===== AVAILABLE RECORDS

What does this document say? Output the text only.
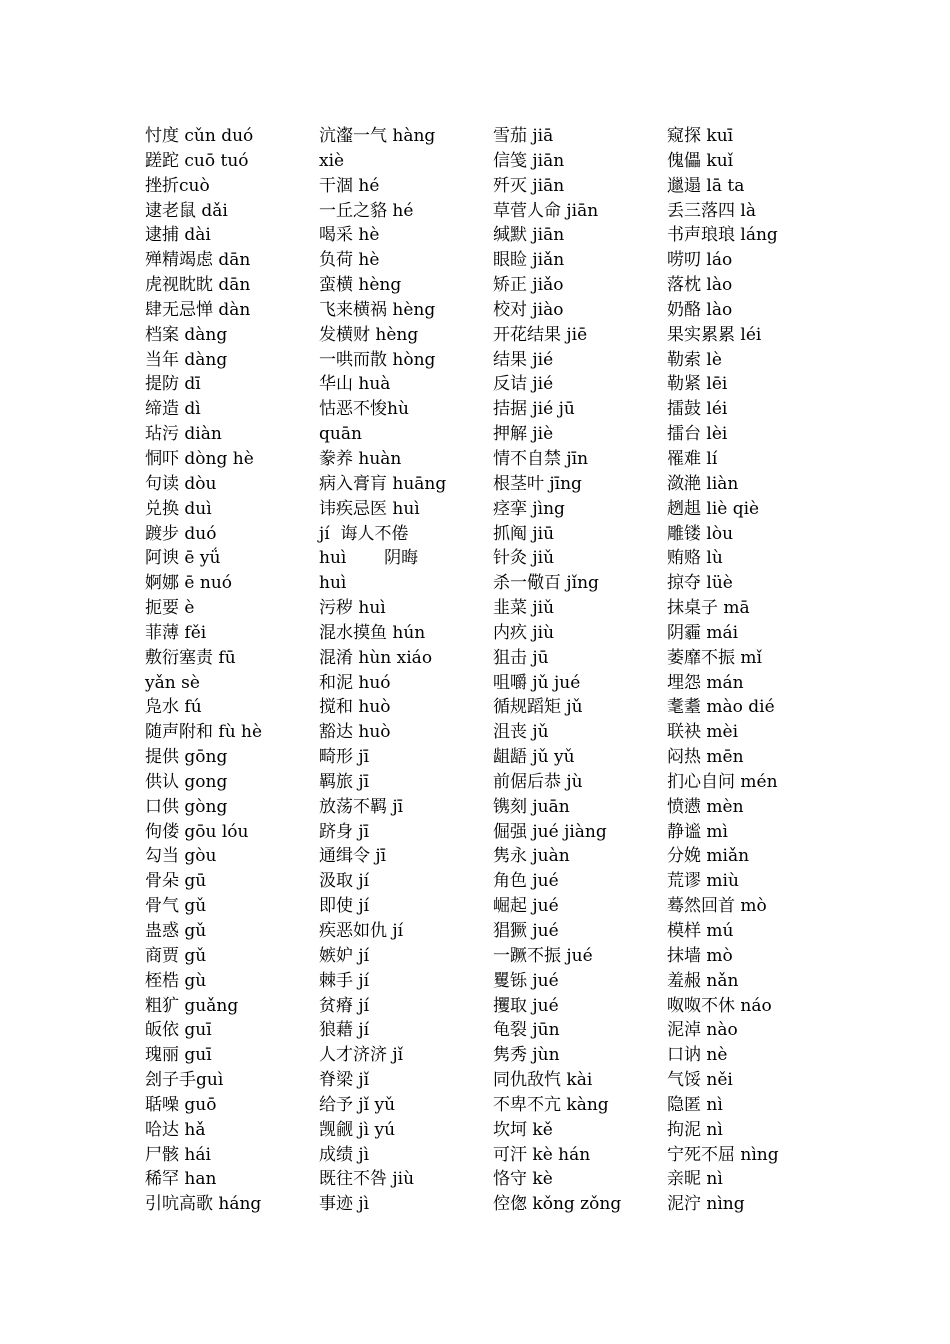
忖度 cǔn duó
蹉跎 cuō tuó
挫折cuò
逮老鼠 dǎi
逮捕 dài
殚精竭虑 dān
虎视眈眈 dān
肆无忌惮 dàn
档案 dàng
当年 dàng
提防 dī
缔造 dì
玷污 diàn
恫吓 dòng hè
句读 dòu
兑换 duì
踱步 duó
阿谀 ē yǘ
婀娜 ē nuó
扼要 è
菲薄 fěi
敷衍塞责 fū
yǎn sè
凫水 fú
随声附和 fù hè
提供 gōng
供认 gong
口供 gòng
佝偻 gōu lóu
勾当 gòu
骨朵 gū
骨气 gǔ
蛊惑 gǔ
商贾 gǔ
桎梏 gù
粗犷 guǎng
皈依 guī
瑰丽 guī
刽子手guì
聒噪 guō
哈达 hǎ
尸骸 hái
稀罕 han
引吭高歌 háng
沆瀣一气 hàng
xiè
干涸 hé
一丘之貉 hé
喝采 hè
负荷 hè
蛮横 hèng
飞来横祸 hèng
发横财 hèng
一哄而散 hòng
华山 huà
怙恶不悛hù
quān
豢养 huàn
病入膏肓 huāng
讳疾忌医 huì
jí  诲人不倦
huì       阴晦
huì
污秽 huì
混水摸鱼 hún
混淆 hùn xiáo
和泥 huó
搅和 huò
豁达 huò
畸形 jī
羁旅 jī
放荡不羁 jī
跻身 jī
通缉令 jī
汲取 jí
即使 jí
疾恶如仇 jí
嫉妒 jí
棘手 jí
贫瘠 jí
狼藉 jí
人才济济 jǐ
脊梁 jǐ
给予 jǐ yǔ
觊觎 jì yú
成绩 jì
既往不咎 jiù
事迹 jì
雪茄 jiā
信笺 jiān
歼灭 jiān
草菅人命 jiān
缄默 jiān
眼睑 jiǎn
矫正 jiǎo
校对 jiào
开花结果 jiē
结果 jié
反诘 jié
拮据 jié jū
押解 jiè
情不自禁 jīn
根茎叶 jīng
痉挛 jìng
抓阄 jiū
针灸 jiǔ
杀一儆百 jǐng
韭菜 jiǔ
内疚 jiù
狙击 jū
咀嚼 jǔ jué
循规蹈矩 jǔ
沮丧 jǔ
龃龉 jǔ yǔ
前倨后恭 jù
镌刻 juān
倔强 jué jiàng
隽永 juàn
角色 jué
崛起 jué
猖獗 jué
一蹶不振 jué
矍铄 jué
攫取 jué
龟裂 jūn
隽秀 jùn
同仇敌忾 kài
不卑不亢 kàng
坎坷 kě
可汗 kè hán
恪守 kè
倥偬 kǒng zǒng
窥探 kuī
傀儡 kuǐ
邋遢 lā ta
丢三落四 là
书声琅琅 láng
唠叨 láo
落枕 lào
奶酪 lào
果实累累 léi
勒索 lè
勒紧 lēi
擂鼓 léi
擂台 lèi
罹难 lí
潋滟 liàn
趔趄 liè qiè
雕镂 lòu
贿赂 lù
掠夺 lüè
抹桌子 mā
阴霾 mái
萎靡不振 mǐ
埋怨 mán
耄耋 mào dié
联袂 mèi
闷热 mēn
扪心自问 mén
愤懑 mèn
静谧 mì
分娩 miǎn
荒谬 miù
蓦然回首 mò
模样 mú
抹墙 mò
羞赧 nǎn
呶呶不休 náo
泥淖 nào
口讷 nè
气馁 něi
隐匿 nì
拘泥 nì
宁死不屈 nìng
亲昵 nì
泥泞 nìng
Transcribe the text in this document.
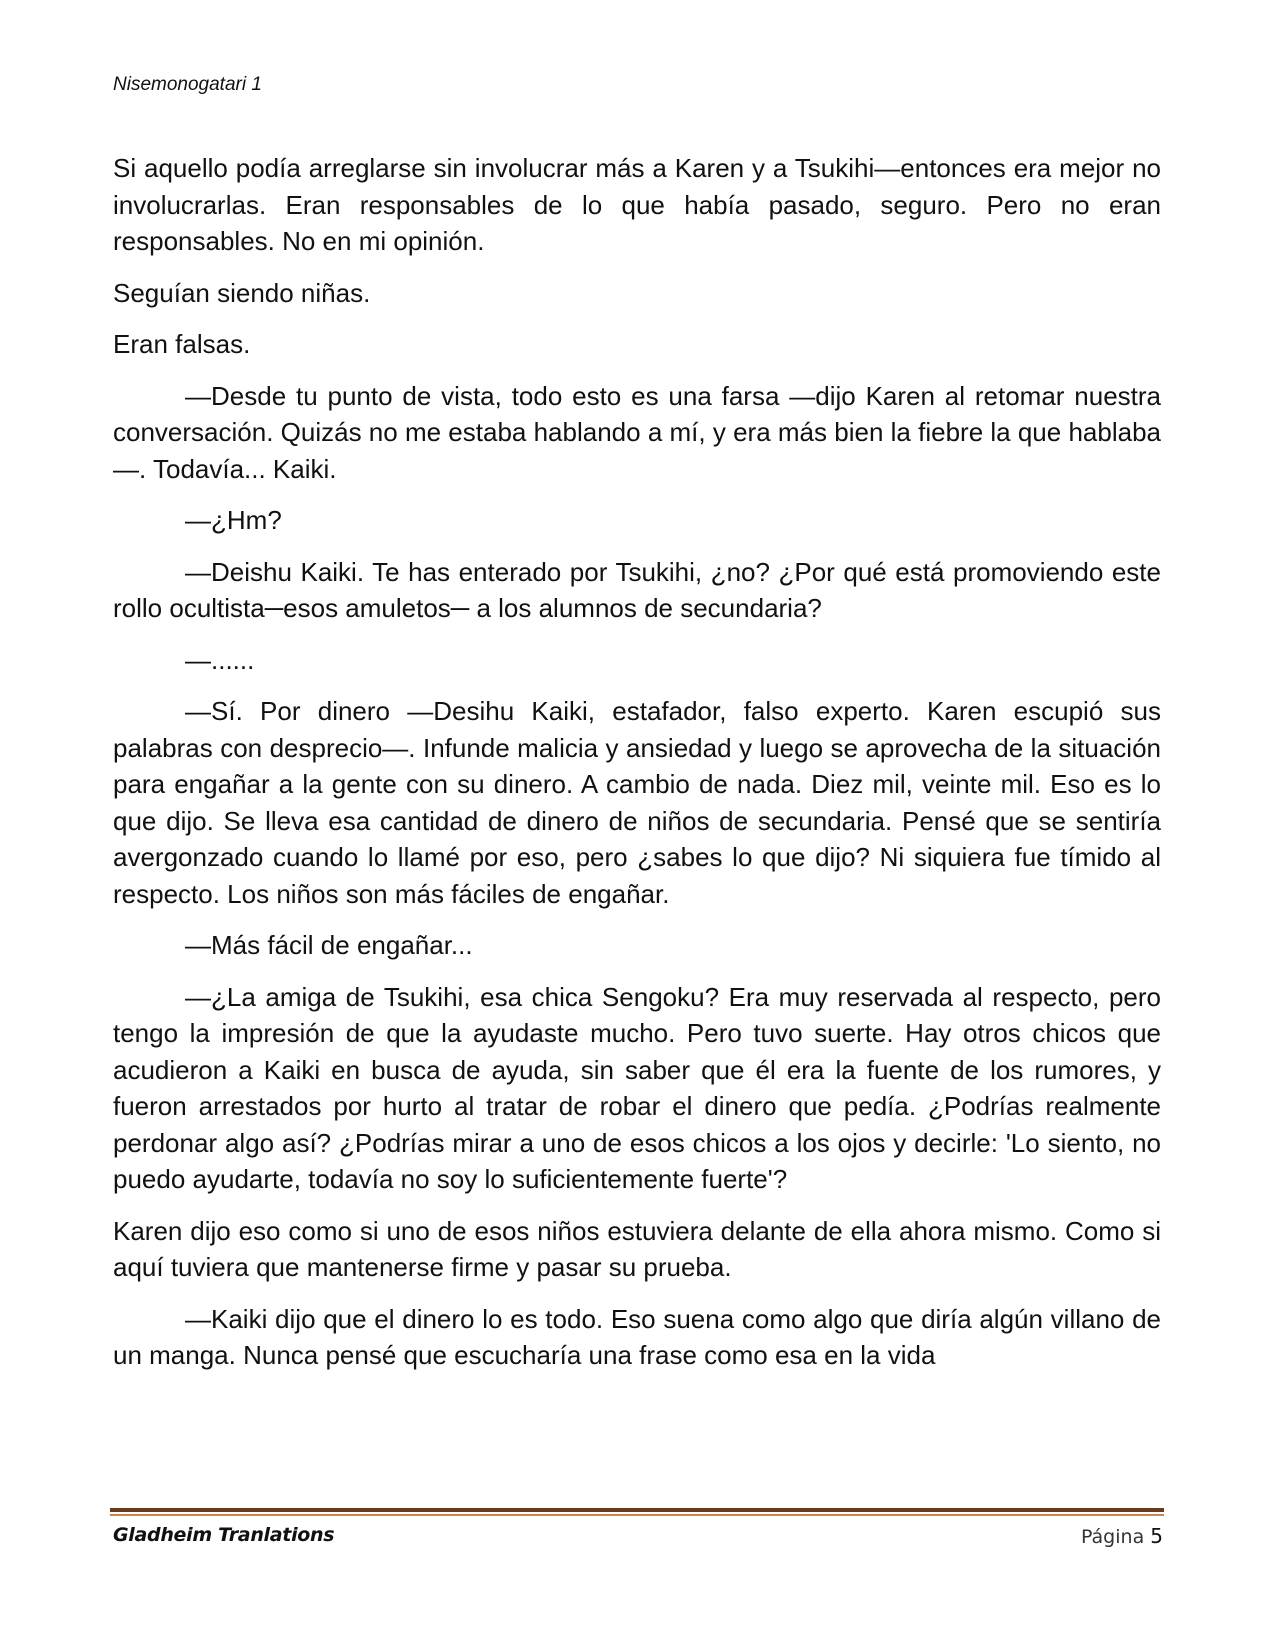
Nisemonogatari 1

Si aquello podía arreglarse sin involucrar más a Karen y a Tsukihi—entonces era mejor no involucrarlas. Eran responsables de lo que había pasado, seguro. Pero no eran responsables. No en mi opinión.

Seguían siendo niñas.

Eran falsas.

—Desde tu punto de vista, todo esto es una farsa —dijo Karen al retomar nuestra conversación. Quizás no me estaba hablando a mí, y era más bien la fiebre la que hablaba—. Todavía... Kaiki.

—¿Hm?

—Deishu Kaiki. Te has enterado por Tsukihi, ¿no? ¿Por qué está promoviendo este rollo ocultista─esos amuletos─ a los alumnos de secundaria?

—......

—Sí. Por dinero —Desihu Kaiki, estafador, falso experto. Karen escupió sus palabras con desprecio—. Infunde malicia y ansiedad y luego se aprovecha de la situación para engañar a la gente con su dinero. A cambio de nada. Diez mil, veinte mil. Eso es lo que dijo. Se lleva esa cantidad de dinero de niños de secundaria. Pensé que se sentiría avergonzado cuando lo llamé por eso, pero ¿sabes lo que dijo? Ni siquiera fue tímido al respecto. Los niños son más fáciles de engañar.

—Más fácil de engañar...

—¿La amiga de Tsukihi, esa chica Sengoku? Era muy reservada al respecto, pero tengo la impresión de que la ayudaste mucho. Pero tuvo suerte. Hay otros chicos que acudieron a Kaiki en busca de ayuda, sin saber que él era la fuente de los rumores, y fueron arrestados por hurto al tratar de robar el dinero que pedía. ¿Podrías realmente perdonar algo así? ¿Podrías mirar a uno de esos chicos a los ojos y decirle: 'Lo siento, no puedo ayudarte, todavía no soy lo suficientemente fuerte'?

Karen dijo eso como si uno de esos niños estuviera delante de ella ahora mismo. Como si aquí tuviera que mantenerse firme y pasar su prueba.

—Kaiki dijo que el dinero lo es todo. Eso suena como algo que diría algún villano de un manga. Nunca pensé que escucharía una frase como esa en la vida

Gladheim Tranlations	Página 5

==========

WHAT IS NEEDED: Go through the listing above and report how many of its lines contain the word "respecto", with only the number as output.

REPLY TO THE EXERCISE: 2